* Begin Supplied records *
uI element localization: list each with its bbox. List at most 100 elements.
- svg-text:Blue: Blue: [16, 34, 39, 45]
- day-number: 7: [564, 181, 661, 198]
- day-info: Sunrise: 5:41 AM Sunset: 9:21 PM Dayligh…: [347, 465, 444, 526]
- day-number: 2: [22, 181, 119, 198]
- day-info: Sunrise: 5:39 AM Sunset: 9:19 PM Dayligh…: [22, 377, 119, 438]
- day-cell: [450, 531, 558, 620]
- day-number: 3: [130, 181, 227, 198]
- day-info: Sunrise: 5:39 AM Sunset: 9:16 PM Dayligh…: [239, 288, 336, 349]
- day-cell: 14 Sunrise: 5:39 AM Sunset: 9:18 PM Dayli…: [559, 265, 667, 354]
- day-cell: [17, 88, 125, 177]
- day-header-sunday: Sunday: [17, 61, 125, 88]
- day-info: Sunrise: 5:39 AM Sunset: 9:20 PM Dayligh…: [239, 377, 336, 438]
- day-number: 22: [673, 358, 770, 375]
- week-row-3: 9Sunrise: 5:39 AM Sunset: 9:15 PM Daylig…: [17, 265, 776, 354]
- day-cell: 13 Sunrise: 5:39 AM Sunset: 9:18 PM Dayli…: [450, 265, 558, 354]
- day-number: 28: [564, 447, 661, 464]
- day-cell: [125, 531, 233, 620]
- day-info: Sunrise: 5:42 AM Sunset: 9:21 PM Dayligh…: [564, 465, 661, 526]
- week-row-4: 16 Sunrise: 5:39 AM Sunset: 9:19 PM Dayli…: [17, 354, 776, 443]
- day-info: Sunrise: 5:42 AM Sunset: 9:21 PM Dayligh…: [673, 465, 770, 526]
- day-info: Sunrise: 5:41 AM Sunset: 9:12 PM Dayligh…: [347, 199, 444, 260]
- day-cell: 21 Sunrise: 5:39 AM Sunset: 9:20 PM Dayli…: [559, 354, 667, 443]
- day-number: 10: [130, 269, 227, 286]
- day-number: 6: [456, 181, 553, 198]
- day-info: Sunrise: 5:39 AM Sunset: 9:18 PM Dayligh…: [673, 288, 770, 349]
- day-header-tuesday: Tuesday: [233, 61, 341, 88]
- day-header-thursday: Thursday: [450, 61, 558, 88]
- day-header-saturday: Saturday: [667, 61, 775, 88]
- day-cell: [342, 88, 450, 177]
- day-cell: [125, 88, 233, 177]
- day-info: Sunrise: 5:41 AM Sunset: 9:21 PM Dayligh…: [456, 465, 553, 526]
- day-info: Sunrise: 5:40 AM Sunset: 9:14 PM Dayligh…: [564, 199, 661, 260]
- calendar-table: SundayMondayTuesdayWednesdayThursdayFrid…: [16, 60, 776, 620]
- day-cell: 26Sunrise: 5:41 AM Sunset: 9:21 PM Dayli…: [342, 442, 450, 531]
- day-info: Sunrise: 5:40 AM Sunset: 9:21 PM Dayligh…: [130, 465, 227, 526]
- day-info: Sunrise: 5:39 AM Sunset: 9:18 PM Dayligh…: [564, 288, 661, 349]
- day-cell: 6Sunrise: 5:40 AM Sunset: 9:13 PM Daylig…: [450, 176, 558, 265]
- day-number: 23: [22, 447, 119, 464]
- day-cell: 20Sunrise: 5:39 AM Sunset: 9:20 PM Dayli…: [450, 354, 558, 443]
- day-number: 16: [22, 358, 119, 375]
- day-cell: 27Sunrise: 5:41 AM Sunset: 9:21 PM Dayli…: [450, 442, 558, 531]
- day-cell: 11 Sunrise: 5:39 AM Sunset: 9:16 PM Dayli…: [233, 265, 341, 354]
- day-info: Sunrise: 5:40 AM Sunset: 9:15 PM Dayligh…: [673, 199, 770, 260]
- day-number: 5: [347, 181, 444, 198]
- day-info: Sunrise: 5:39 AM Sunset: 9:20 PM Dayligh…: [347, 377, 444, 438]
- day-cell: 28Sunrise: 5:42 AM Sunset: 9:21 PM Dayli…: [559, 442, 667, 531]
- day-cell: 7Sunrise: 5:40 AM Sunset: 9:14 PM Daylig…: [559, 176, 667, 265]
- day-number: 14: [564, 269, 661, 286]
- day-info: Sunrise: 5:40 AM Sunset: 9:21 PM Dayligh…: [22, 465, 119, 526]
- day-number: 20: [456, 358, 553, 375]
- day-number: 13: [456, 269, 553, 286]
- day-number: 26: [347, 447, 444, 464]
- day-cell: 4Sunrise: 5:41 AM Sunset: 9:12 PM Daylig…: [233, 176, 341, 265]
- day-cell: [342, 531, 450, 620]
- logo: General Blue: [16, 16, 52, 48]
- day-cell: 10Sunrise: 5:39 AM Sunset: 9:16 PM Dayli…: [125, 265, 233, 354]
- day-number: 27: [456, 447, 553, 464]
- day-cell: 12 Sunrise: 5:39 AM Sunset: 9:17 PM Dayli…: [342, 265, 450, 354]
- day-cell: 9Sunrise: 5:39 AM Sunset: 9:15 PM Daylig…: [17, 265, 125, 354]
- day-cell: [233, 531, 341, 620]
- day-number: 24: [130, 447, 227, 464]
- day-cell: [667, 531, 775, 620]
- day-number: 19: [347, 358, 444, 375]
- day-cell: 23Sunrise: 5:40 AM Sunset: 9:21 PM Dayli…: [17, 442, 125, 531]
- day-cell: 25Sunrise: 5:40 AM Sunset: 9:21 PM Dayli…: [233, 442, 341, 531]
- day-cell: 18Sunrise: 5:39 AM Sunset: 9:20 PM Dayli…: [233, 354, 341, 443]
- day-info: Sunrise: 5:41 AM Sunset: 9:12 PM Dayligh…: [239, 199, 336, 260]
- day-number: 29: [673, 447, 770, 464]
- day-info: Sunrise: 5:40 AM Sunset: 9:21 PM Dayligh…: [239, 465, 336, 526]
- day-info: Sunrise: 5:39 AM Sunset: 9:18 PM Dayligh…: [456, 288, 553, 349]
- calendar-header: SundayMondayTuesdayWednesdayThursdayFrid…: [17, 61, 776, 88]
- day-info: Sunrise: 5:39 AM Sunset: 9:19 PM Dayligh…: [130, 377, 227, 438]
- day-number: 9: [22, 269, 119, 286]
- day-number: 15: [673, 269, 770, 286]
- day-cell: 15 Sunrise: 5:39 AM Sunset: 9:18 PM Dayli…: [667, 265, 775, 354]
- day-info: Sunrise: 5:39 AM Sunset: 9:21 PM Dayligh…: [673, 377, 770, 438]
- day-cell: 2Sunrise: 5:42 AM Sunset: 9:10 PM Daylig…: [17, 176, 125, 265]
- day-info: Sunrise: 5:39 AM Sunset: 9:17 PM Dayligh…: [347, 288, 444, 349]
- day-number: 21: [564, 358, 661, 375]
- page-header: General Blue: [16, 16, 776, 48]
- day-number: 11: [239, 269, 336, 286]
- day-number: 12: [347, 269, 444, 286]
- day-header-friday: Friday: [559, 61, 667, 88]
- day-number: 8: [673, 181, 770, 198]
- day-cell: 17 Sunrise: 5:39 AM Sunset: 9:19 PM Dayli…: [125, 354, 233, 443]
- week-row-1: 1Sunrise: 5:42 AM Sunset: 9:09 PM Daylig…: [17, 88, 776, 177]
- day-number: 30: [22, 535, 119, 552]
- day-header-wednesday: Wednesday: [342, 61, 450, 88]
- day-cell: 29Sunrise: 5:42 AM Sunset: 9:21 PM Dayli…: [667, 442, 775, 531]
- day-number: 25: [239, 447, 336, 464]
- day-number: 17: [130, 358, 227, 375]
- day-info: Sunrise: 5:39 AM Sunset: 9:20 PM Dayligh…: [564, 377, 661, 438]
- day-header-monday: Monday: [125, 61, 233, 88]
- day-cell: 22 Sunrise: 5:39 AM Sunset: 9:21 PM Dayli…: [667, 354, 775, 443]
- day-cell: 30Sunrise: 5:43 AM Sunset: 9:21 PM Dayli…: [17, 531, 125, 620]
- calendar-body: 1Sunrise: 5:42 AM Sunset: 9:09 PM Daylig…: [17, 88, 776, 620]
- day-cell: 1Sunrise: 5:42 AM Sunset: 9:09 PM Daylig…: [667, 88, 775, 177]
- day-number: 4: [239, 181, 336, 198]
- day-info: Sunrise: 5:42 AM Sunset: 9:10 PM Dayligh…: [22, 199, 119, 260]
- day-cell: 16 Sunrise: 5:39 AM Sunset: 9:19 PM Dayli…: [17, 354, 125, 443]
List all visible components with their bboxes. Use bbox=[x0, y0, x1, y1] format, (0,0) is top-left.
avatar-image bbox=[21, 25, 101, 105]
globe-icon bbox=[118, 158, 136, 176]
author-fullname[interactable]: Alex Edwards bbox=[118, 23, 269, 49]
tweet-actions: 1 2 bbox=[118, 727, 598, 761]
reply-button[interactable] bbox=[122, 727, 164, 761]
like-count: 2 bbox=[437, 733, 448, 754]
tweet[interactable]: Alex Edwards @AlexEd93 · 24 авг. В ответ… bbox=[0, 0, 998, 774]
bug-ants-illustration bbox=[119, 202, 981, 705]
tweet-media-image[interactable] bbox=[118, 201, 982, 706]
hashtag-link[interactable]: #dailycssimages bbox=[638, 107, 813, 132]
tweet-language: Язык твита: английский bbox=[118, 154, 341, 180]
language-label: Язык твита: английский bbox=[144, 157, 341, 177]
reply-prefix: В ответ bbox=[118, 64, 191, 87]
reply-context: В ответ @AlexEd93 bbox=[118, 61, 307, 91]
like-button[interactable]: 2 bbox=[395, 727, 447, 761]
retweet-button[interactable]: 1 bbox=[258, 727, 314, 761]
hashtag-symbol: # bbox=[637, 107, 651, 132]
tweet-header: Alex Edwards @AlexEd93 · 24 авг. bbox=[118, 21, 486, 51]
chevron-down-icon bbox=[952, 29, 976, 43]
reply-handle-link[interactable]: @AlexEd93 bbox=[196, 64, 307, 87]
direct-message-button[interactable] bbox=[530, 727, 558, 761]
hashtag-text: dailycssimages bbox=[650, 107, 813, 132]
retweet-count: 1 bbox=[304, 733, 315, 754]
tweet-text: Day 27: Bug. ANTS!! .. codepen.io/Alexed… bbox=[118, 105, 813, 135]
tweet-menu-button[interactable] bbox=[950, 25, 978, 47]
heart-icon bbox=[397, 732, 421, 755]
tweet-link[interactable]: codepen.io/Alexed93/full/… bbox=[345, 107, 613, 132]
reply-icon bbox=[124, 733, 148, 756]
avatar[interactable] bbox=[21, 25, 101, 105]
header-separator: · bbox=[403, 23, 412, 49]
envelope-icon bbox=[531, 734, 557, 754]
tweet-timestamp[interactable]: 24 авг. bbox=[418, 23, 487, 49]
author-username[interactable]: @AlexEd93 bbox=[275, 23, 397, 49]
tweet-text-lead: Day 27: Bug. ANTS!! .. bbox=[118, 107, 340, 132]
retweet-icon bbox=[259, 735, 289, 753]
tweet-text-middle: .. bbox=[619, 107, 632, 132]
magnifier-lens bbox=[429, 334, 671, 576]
* End Supplied records *
Copy out the items word for word, from the first line through the line that contains "- week-row-3: 9Sunrise: 5:39", including both.

uI element localization: list each with its bbox. List at most 100 elements.
- svg-text:Blue: Blue: [16, 34, 39, 45]
- day-number: 7: [564, 181, 661, 198]
- day-info: Sunrise: 5:41 AM Sunset: 9:21 PM Dayligh…: [347, 465, 444, 526]
- day-number: 2: [22, 181, 119, 198]
- day-info: Sunrise: 5:39 AM Sunset: 9:19 PM Dayligh…: [22, 377, 119, 438]
- day-cell: [450, 531, 558, 620]
- day-number: 3: [130, 181, 227, 198]
- day-info: Sunrise: 5:39 AM Sunset: 9:16 PM Dayligh…: [239, 288, 336, 349]
- day-cell: 14 Sunrise: 5:39 AM Sunset: 9:18 PM Dayli…: [559, 265, 667, 354]
- day-cell: [17, 88, 125, 177]
- day-header-sunday: Sunday: [17, 61, 125, 88]
- day-info: Sunrise: 5:39 AM Sunset: 9:20 PM Dayligh…: [239, 377, 336, 438]
- day-number: 22: [673, 358, 770, 375]
- week-row-3: 9Sunrise: 5:39 AM Sunset: 9:15 PM Daylig…: [17, 265, 776, 354]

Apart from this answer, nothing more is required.